What you are asked to do =
Answer with nothing but the number of lines that include the word "type".

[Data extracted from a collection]
■ ■ ■ ■ ■

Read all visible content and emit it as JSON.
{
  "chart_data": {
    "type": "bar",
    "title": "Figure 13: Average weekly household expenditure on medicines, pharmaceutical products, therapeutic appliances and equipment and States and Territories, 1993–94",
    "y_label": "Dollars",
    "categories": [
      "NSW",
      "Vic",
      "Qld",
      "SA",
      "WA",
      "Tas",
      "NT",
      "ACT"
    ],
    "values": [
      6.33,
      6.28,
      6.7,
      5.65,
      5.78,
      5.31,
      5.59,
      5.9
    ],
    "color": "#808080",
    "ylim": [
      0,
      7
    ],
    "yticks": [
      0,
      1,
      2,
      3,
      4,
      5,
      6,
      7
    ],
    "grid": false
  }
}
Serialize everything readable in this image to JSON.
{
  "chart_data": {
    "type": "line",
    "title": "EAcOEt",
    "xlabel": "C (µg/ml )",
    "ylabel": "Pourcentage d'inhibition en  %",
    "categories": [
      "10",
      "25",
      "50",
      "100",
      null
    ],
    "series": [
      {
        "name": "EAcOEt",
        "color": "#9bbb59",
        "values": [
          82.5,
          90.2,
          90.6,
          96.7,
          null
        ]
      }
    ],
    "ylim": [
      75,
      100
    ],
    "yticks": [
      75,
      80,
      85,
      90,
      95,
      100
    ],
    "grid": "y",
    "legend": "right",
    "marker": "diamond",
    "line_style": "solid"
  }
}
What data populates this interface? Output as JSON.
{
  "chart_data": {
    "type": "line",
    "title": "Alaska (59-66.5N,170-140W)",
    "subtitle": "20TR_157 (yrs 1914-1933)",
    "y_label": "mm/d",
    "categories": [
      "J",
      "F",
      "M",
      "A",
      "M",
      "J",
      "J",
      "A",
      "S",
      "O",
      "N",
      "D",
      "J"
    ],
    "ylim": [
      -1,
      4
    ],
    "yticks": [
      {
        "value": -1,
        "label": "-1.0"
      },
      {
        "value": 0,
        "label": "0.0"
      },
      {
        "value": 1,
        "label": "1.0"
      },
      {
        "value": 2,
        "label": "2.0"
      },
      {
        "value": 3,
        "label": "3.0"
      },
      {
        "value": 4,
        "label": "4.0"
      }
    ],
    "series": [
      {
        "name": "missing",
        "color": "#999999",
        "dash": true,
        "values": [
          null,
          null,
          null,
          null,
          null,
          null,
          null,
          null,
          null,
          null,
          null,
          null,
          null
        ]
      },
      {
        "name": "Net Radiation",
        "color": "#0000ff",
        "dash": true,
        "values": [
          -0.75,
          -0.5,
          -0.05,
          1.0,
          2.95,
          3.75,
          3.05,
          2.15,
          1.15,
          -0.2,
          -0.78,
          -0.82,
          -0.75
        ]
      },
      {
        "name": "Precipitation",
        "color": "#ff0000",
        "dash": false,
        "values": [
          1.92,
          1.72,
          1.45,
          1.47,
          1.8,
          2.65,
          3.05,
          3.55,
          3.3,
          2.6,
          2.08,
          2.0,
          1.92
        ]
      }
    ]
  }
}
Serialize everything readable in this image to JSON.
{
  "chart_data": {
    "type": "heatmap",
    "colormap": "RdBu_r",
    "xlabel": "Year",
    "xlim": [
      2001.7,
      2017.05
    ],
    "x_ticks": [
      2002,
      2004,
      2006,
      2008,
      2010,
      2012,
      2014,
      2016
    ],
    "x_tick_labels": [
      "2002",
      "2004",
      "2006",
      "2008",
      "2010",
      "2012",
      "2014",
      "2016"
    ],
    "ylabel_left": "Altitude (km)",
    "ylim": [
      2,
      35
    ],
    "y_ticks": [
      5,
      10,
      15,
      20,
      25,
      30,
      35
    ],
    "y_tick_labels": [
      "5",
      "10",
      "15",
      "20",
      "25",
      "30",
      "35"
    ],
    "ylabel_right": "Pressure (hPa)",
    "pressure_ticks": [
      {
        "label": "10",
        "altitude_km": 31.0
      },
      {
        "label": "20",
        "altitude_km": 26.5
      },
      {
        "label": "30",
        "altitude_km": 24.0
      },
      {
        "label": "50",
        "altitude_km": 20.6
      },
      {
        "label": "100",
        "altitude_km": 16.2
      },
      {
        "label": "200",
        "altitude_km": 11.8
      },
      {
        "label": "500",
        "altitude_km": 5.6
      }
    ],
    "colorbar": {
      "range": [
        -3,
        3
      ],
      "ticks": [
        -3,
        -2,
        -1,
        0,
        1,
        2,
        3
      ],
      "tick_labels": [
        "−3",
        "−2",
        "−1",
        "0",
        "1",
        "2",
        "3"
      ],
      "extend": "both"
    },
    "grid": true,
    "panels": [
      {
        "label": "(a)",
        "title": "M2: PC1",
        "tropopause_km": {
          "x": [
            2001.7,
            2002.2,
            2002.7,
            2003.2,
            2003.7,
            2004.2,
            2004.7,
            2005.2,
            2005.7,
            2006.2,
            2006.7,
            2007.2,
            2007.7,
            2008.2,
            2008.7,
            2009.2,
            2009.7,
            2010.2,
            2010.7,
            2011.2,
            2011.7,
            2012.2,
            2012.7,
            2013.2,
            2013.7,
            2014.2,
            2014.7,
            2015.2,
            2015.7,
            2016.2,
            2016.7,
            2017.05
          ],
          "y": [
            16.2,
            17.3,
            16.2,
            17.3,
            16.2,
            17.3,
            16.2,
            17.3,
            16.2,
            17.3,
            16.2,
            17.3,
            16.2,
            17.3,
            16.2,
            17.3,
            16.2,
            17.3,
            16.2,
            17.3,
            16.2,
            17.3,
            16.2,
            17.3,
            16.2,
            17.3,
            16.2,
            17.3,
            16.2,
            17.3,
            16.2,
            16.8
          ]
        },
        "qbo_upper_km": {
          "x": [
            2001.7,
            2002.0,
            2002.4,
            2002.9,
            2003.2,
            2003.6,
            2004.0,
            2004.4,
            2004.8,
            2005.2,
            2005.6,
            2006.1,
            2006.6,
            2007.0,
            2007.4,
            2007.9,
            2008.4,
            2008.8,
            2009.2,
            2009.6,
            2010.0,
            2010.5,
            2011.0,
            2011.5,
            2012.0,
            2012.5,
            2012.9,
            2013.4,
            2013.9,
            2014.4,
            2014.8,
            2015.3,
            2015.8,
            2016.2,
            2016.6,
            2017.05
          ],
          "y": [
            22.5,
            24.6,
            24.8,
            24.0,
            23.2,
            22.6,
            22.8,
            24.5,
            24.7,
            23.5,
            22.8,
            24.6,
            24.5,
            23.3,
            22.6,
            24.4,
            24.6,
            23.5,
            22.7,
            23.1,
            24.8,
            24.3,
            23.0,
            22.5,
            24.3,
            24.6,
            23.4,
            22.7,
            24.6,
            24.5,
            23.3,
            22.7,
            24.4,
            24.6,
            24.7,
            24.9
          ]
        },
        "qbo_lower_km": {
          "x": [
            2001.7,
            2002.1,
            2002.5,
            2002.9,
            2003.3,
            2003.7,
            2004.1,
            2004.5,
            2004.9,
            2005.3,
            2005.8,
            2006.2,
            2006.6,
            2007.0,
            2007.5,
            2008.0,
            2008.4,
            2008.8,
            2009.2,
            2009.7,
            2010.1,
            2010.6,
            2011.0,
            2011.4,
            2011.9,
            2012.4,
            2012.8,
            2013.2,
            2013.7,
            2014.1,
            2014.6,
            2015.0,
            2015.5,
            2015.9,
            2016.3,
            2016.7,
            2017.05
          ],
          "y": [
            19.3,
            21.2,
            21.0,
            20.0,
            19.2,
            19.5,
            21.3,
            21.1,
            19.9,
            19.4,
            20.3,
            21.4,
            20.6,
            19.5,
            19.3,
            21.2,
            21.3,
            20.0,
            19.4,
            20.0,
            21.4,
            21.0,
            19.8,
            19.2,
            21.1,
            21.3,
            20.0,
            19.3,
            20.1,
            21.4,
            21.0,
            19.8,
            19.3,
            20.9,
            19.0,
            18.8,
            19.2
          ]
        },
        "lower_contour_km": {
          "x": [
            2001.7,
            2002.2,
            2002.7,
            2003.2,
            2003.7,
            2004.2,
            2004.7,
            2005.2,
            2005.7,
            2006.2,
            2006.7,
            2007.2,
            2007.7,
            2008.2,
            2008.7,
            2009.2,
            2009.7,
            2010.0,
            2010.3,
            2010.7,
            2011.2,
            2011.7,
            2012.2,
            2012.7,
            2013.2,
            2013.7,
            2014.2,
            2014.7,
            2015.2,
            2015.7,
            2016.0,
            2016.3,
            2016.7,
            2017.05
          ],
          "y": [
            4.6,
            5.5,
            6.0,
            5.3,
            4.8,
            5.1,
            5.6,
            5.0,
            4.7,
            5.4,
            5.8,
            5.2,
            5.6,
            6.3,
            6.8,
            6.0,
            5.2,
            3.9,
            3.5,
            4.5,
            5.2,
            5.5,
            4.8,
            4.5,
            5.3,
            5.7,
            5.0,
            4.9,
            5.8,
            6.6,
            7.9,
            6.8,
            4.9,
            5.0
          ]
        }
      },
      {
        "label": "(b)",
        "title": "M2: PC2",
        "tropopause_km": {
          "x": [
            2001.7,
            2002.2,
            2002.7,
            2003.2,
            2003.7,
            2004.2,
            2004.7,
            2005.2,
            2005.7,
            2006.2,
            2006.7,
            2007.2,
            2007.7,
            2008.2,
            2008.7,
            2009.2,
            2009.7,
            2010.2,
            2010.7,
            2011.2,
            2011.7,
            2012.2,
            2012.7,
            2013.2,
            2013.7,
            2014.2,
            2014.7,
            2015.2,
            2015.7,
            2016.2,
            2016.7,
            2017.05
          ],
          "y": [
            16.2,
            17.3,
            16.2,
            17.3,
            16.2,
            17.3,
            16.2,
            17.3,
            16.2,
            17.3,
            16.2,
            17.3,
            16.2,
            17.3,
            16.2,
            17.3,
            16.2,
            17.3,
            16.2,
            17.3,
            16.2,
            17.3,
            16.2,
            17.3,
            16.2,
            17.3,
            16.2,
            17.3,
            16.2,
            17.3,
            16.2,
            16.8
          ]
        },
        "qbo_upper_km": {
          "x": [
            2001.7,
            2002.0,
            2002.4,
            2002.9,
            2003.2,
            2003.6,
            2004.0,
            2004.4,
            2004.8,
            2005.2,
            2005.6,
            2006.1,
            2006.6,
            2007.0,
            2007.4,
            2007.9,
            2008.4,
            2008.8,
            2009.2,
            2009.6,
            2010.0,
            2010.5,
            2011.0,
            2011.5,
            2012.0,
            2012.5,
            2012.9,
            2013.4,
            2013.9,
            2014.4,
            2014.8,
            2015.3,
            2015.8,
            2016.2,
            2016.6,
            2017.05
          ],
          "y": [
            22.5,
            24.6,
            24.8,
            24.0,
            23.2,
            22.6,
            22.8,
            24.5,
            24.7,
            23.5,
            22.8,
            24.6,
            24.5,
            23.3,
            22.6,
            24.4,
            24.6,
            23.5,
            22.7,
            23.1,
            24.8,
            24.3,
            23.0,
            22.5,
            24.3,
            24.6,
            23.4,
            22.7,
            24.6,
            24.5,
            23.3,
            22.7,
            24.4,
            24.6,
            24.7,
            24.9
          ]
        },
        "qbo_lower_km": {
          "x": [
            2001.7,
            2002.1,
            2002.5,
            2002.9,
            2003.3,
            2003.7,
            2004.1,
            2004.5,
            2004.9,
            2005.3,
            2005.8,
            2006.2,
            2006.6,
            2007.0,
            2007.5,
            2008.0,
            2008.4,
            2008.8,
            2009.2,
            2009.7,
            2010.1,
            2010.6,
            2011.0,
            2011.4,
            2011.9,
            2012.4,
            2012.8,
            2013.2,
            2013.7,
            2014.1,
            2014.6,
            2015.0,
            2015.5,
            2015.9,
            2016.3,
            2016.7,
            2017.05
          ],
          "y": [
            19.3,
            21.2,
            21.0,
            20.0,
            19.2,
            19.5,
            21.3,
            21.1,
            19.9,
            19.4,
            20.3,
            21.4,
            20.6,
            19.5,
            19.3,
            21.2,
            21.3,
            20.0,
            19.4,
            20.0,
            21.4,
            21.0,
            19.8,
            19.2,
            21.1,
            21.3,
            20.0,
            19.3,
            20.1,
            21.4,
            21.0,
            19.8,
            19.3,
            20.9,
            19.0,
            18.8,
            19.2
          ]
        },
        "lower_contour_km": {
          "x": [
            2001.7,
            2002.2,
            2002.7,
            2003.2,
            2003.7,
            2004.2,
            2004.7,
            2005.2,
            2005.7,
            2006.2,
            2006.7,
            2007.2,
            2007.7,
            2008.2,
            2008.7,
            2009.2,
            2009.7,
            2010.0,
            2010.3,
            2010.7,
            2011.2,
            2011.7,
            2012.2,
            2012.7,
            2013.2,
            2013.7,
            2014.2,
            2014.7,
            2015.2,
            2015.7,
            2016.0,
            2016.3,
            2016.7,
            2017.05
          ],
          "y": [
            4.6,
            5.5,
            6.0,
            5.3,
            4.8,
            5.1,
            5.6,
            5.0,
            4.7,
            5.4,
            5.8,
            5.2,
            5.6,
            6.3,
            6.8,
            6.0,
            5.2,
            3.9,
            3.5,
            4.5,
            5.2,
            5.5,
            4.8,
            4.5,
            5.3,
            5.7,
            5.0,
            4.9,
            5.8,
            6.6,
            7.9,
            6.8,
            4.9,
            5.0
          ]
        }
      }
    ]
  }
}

■ ■ ■ ■ ■

Exercise output =
4